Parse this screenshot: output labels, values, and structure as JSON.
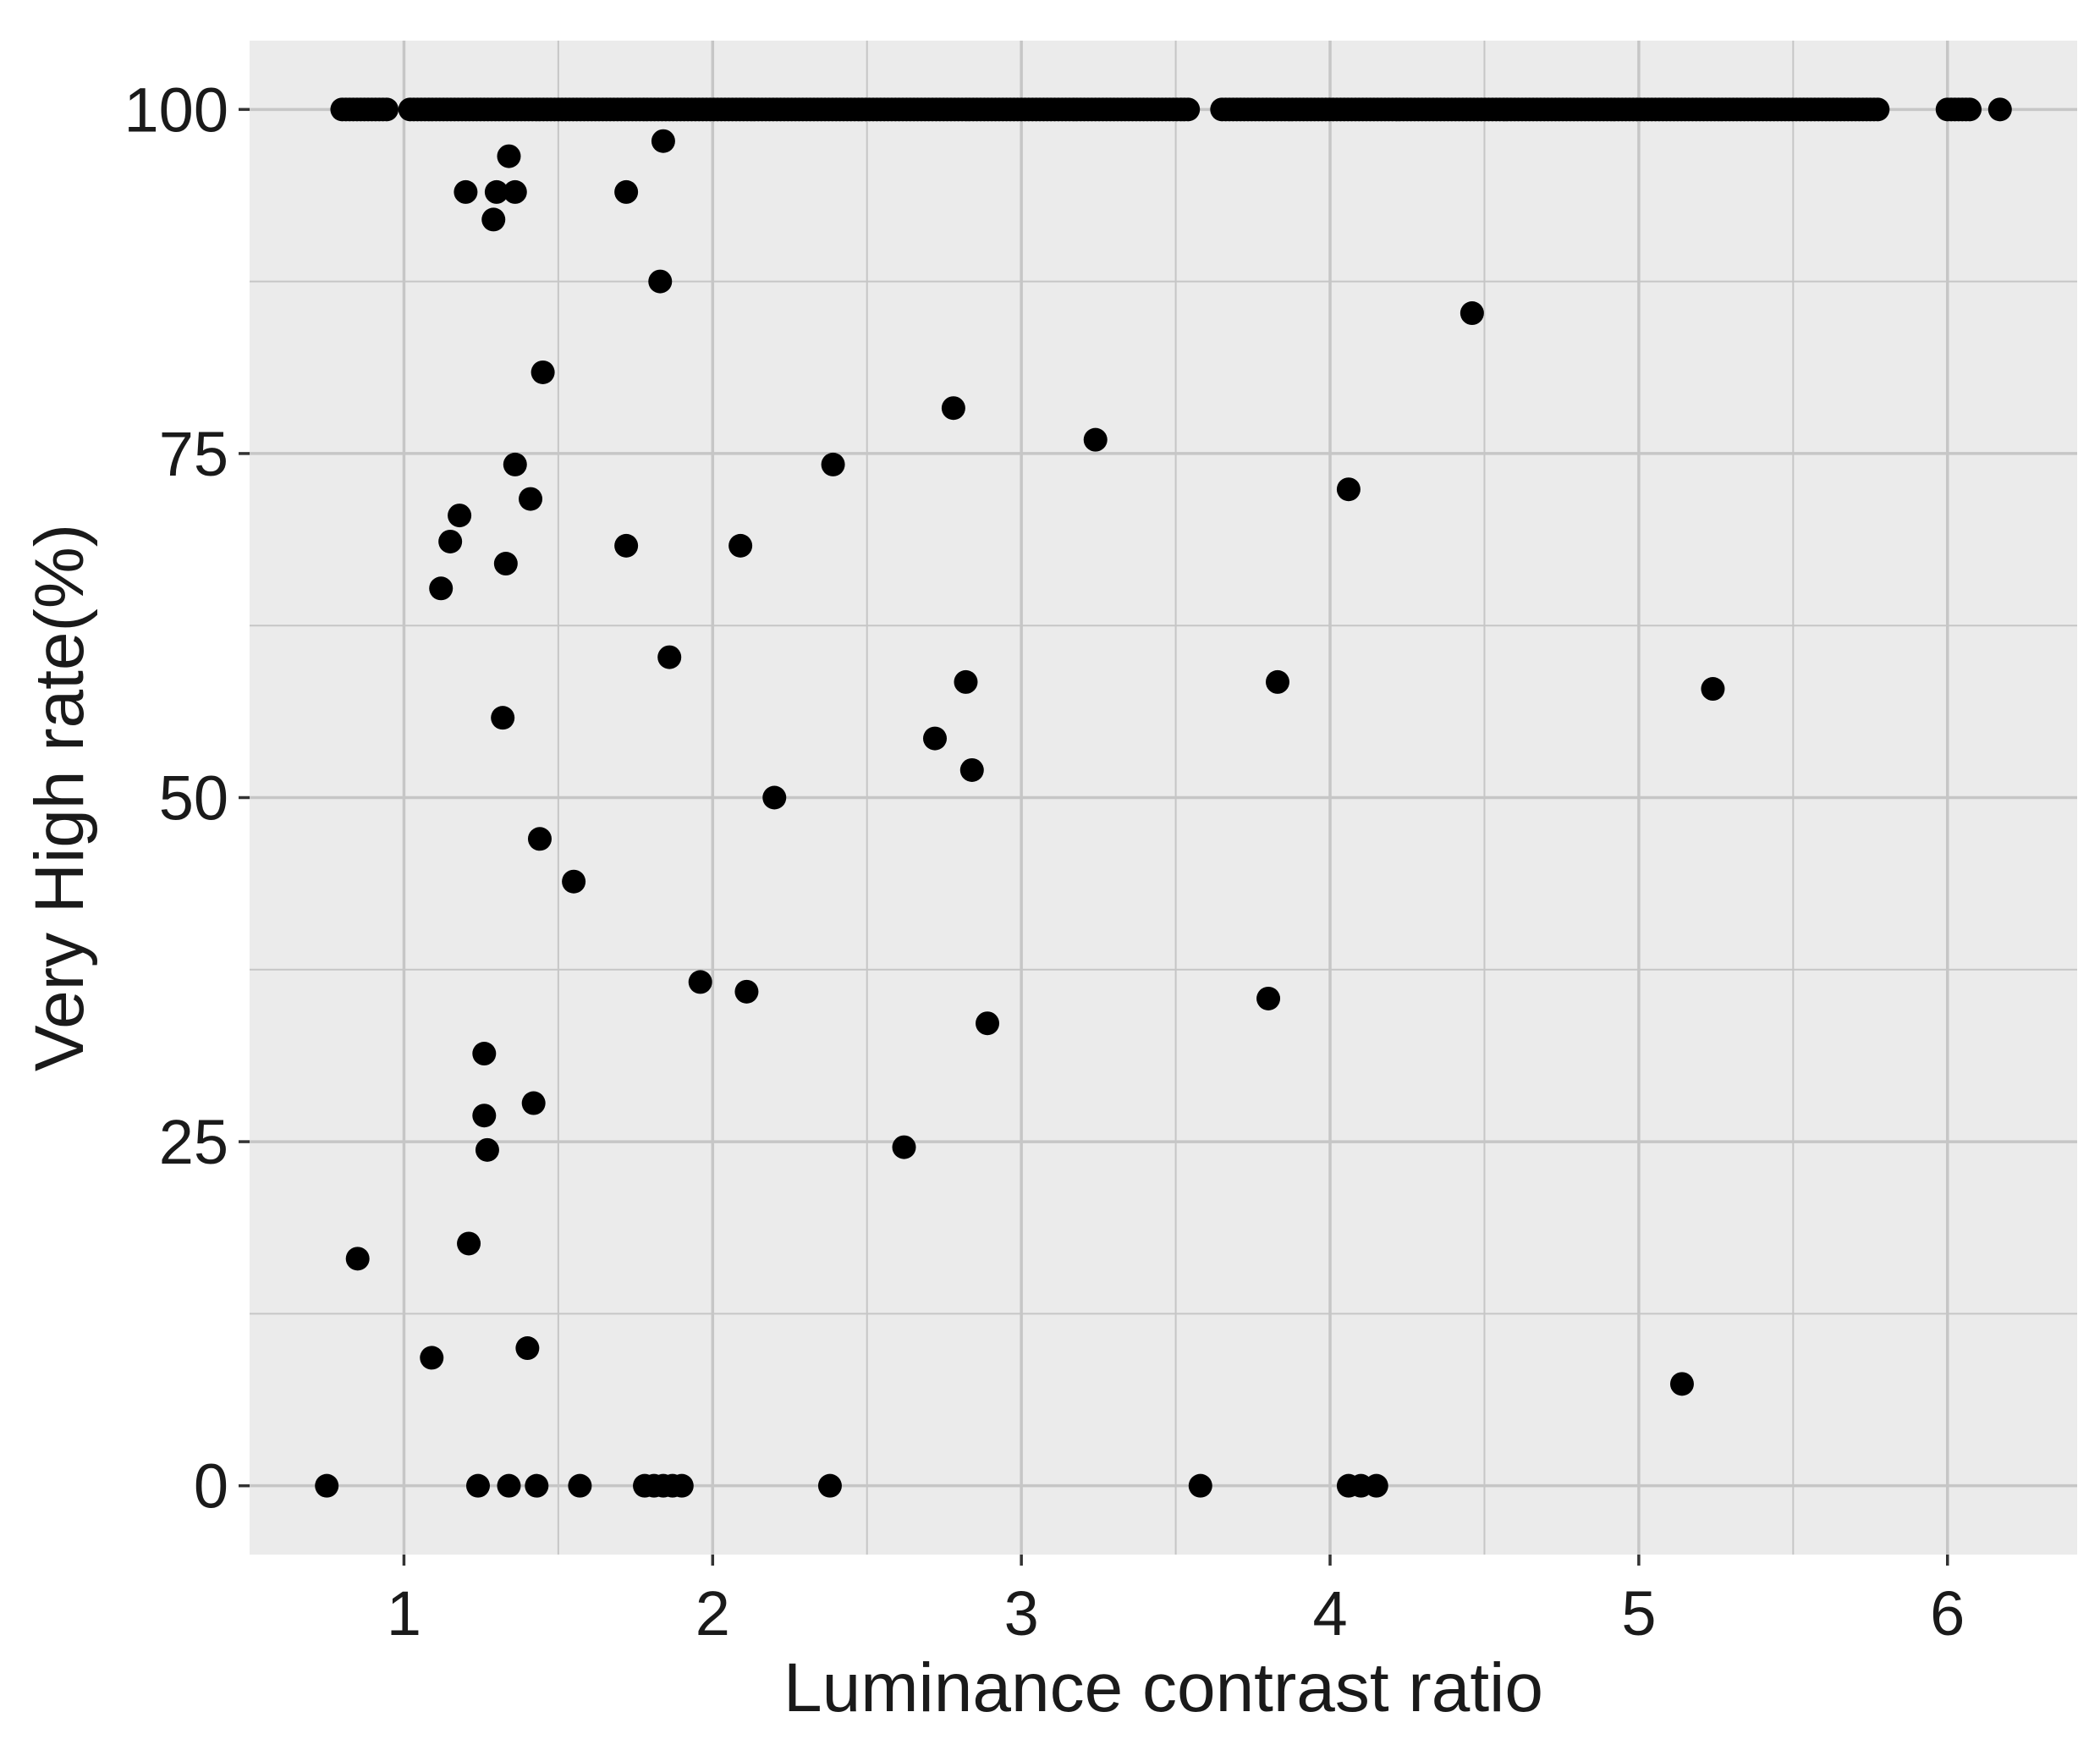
{
  "chart_data": {
    "type": "scatter",
    "title": "",
    "xlabel": "Luminance contrast ratio",
    "ylabel": "Very High rate(%)",
    "xlim": [
      0.5,
      6.42
    ],
    "ylim": [
      -5,
      105
    ],
    "x_ticks": [
      1,
      2,
      3,
      4,
      5,
      6
    ],
    "y_ticks": [
      0,
      25,
      50,
      75,
      100
    ],
    "x_tick_labels": [
      "1",
      "2",
      "3",
      "4",
      "5",
      "6"
    ],
    "y_tick_labels": [
      "0",
      "25",
      "50",
      "75",
      "100"
    ],
    "grid": true,
    "legend": "none",
    "colors": {
      "panel_background": "#ebebeb",
      "gridline": "#c6c6c6",
      "point": "#000000"
    },
    "points": [
      {
        "x": 0.75,
        "y": 0
      },
      {
        "x": 1.24,
        "y": 0
      },
      {
        "x": 1.34,
        "y": 0
      },
      {
        "x": 1.43,
        "y": 0
      },
      {
        "x": 1.57,
        "y": 0
      },
      {
        "x": 1.78,
        "y": 0
      },
      {
        "x": 1.81,
        "y": 0
      },
      {
        "x": 1.84,
        "y": 0
      },
      {
        "x": 1.87,
        "y": 0
      },
      {
        "x": 1.9,
        "y": 0
      },
      {
        "x": 2.38,
        "y": 0
      },
      {
        "x": 3.58,
        "y": 0
      },
      {
        "x": 4.06,
        "y": 0
      },
      {
        "x": 4.1,
        "y": 0
      },
      {
        "x": 4.15,
        "y": 0
      },
      {
        "x": 0.85,
        "y": 16.5
      },
      {
        "x": 1.09,
        "y": 9.3
      },
      {
        "x": 1.21,
        "y": 17.6
      },
      {
        "x": 1.26,
        "y": 31.4
      },
      {
        "x": 1.26,
        "y": 26.9
      },
      {
        "x": 1.27,
        "y": 24.4
      },
      {
        "x": 1.4,
        "y": 10
      },
      {
        "x": 1.42,
        "y": 27.8
      },
      {
        "x": 1.44,
        "y": 47
      },
      {
        "x": 1.55,
        "y": 43.9
      },
      {
        "x": 1.32,
        "y": 55.8
      },
      {
        "x": 1.12,
        "y": 65.2
      },
      {
        "x": 1.15,
        "y": 68.6
      },
      {
        "x": 1.18,
        "y": 70.5
      },
      {
        "x": 1.33,
        "y": 67
      },
      {
        "x": 1.36,
        "y": 74.2
      },
      {
        "x": 1.41,
        "y": 71.7
      },
      {
        "x": 1.45,
        "y": 80.9
      },
      {
        "x": 1.2,
        "y": 94
      },
      {
        "x": 1.29,
        "y": 92
      },
      {
        "x": 1.3,
        "y": 94
      },
      {
        "x": 1.34,
        "y": 96.6
      },
      {
        "x": 1.36,
        "y": 94
      },
      {
        "x": 1.72,
        "y": 94
      },
      {
        "x": 1.84,
        "y": 97.7
      },
      {
        "x": 1.83,
        "y": 87.5
      },
      {
        "x": 1.72,
        "y": 68.3
      },
      {
        "x": 1.86,
        "y": 60.2
      },
      {
        "x": 1.96,
        "y": 36.6
      },
      {
        "x": 2.09,
        "y": 68.3
      },
      {
        "x": 2.11,
        "y": 35.9
      },
      {
        "x": 2.2,
        "y": 50
      },
      {
        "x": 2.39,
        "y": 74.2
      },
      {
        "x": 2.62,
        "y": 24.6
      },
      {
        "x": 2.72,
        "y": 54.3
      },
      {
        "x": 2.78,
        "y": 78.3
      },
      {
        "x": 2.82,
        "y": 58.4
      },
      {
        "x": 2.84,
        "y": 52
      },
      {
        "x": 2.89,
        "y": 33.6
      },
      {
        "x": 3.24,
        "y": 76
      },
      {
        "x": 3.8,
        "y": 35.4
      },
      {
        "x": 3.83,
        "y": 58.4
      },
      {
        "x": 4.06,
        "y": 72.4
      },
      {
        "x": 4.46,
        "y": 85.2
      },
      {
        "x": 5.14,
        "y": 7.4
      },
      {
        "x": 5.24,
        "y": 57.9
      }
    ],
    "point_runs": [
      {
        "y": 100,
        "x_from": 0.8,
        "x_to": 0.95
      },
      {
        "y": 100,
        "x_from": 1.02,
        "x_to": 3.55
      },
      {
        "y": 100,
        "x_from": 3.65,
        "x_to": 5.78
      },
      {
        "y": 100,
        "x_from": 6.0,
        "x_to": 6.08
      },
      {
        "y": 100,
        "x_from": 6.17,
        "x_to": 6.17
      }
    ]
  }
}
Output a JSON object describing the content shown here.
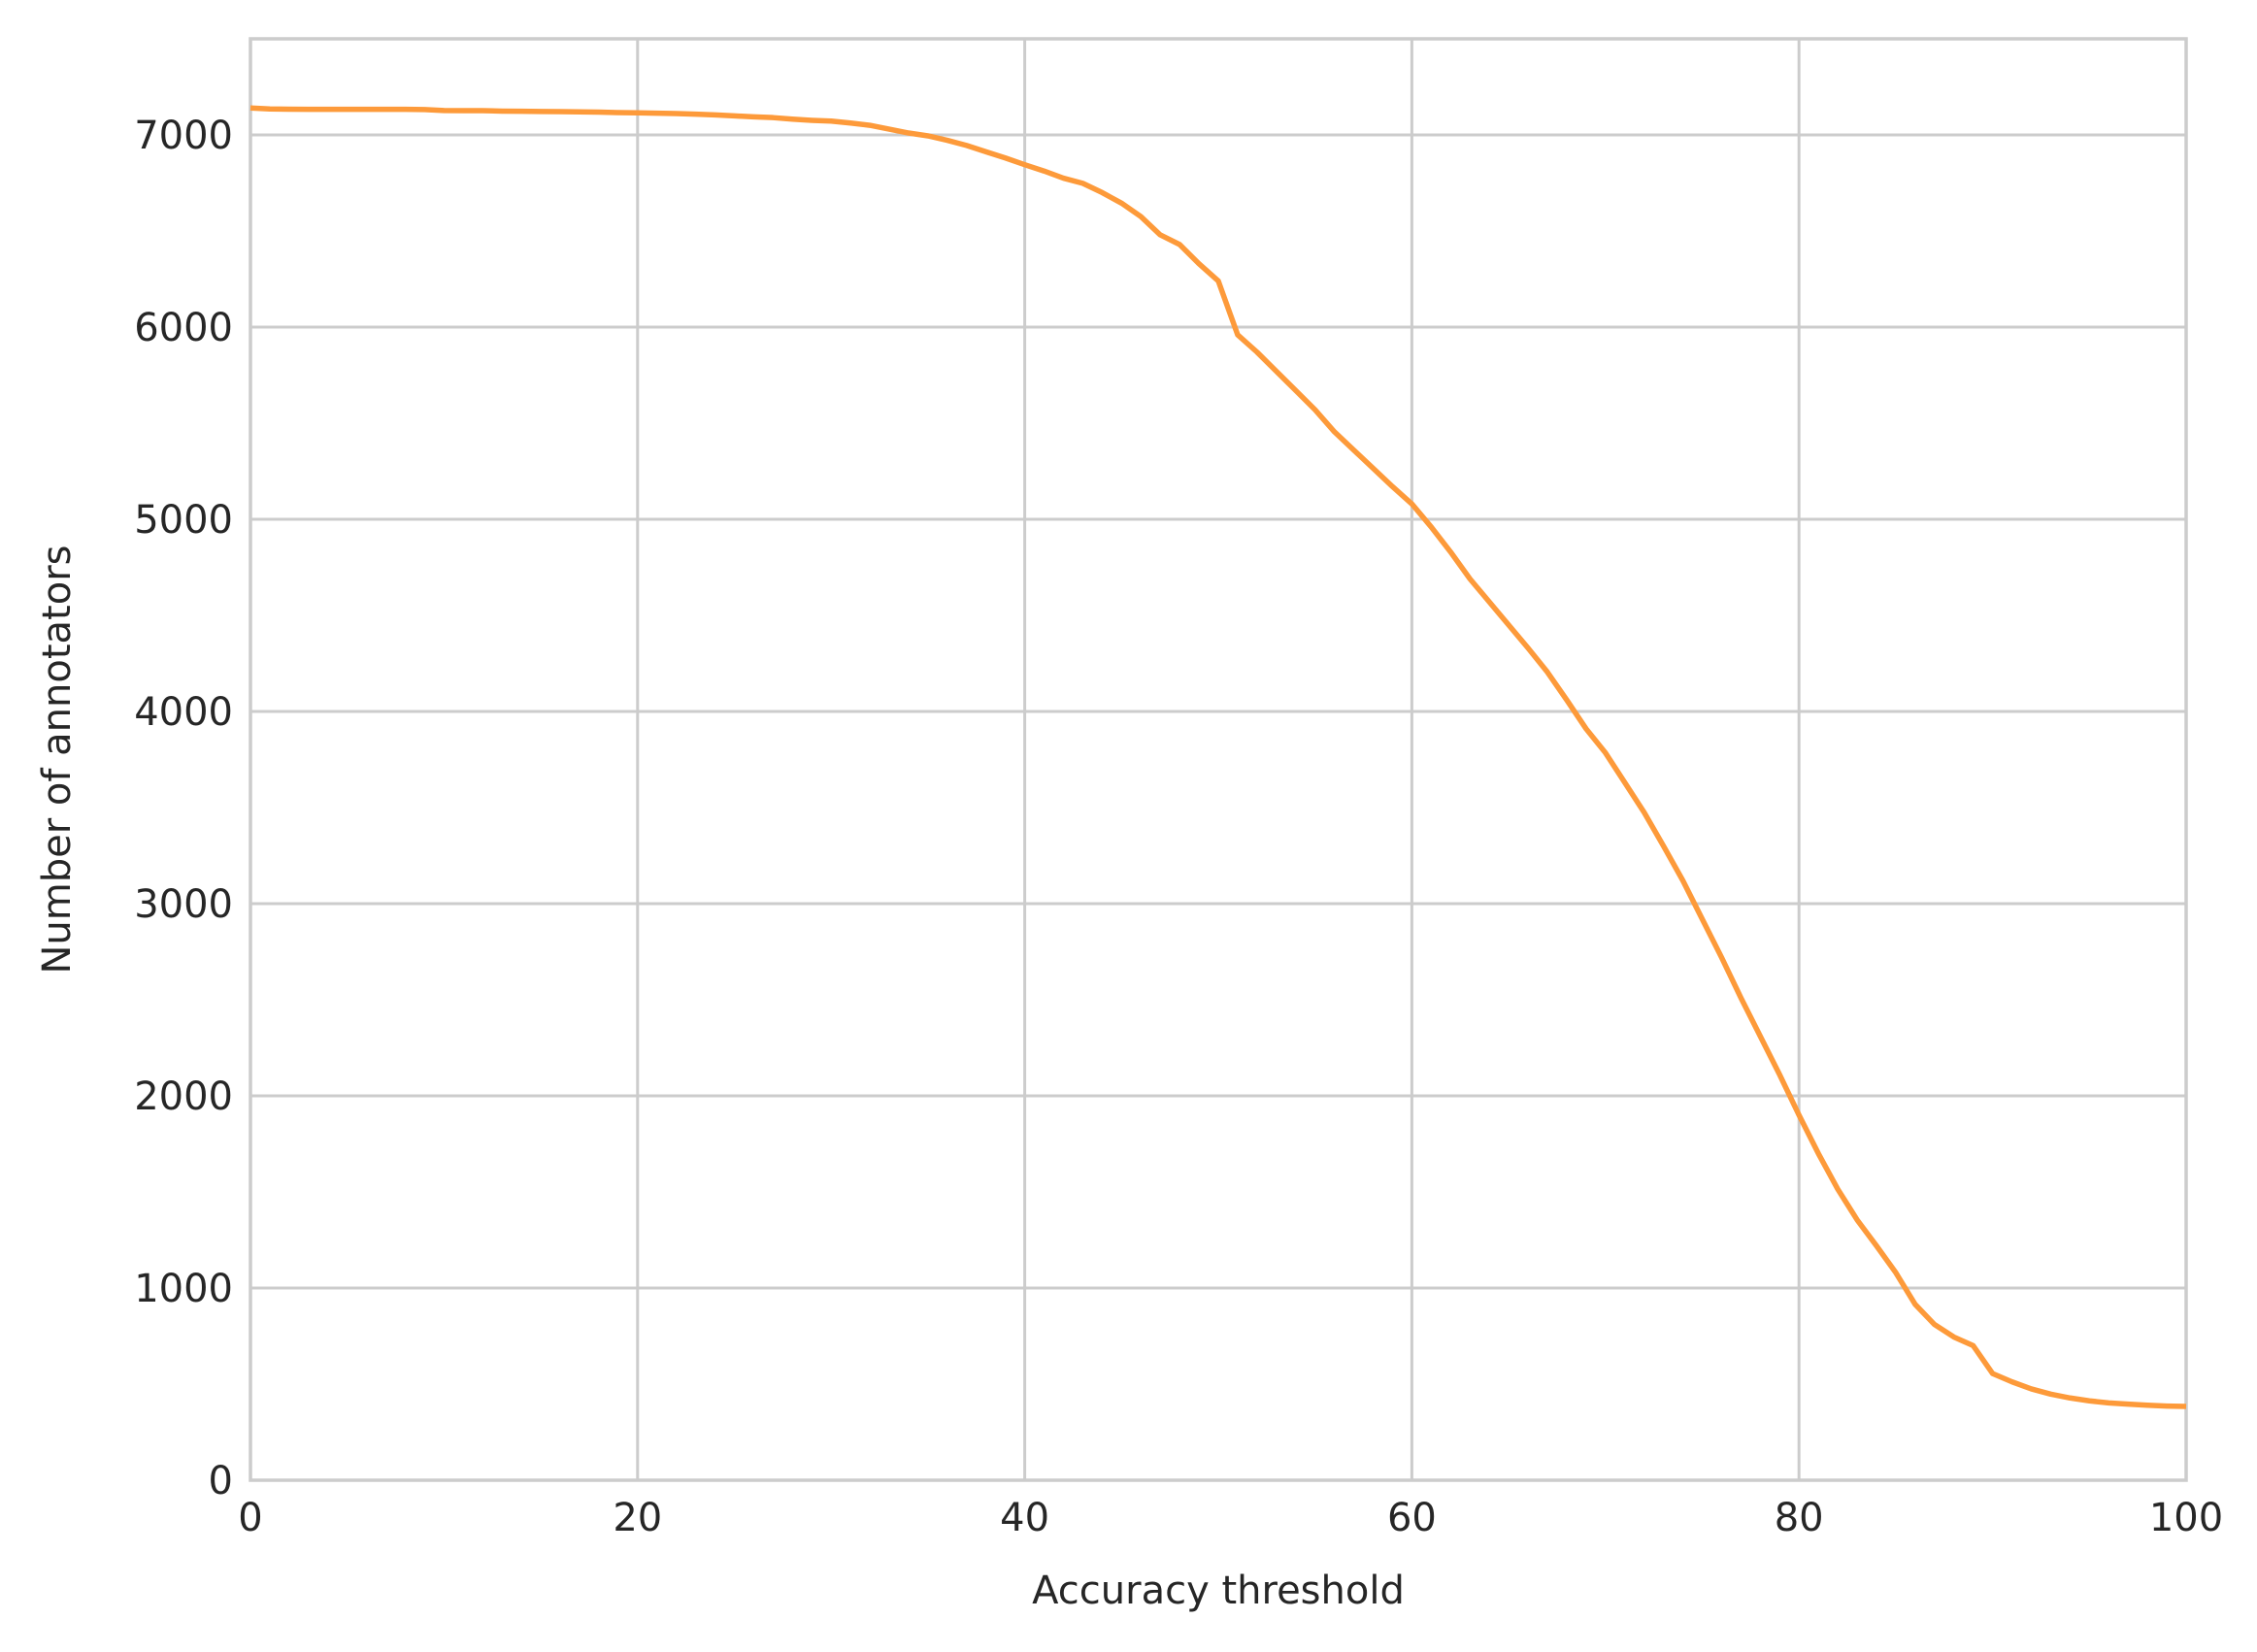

______________________________

_EXERCISE REQUIREMENTS:_ Gather all lines from the records above in which "JSON" appears.

_THE SOLUTION:_
Parse this screenshot: output labels, values, and structure as JSON.
Output a JSON object describing the content shown here.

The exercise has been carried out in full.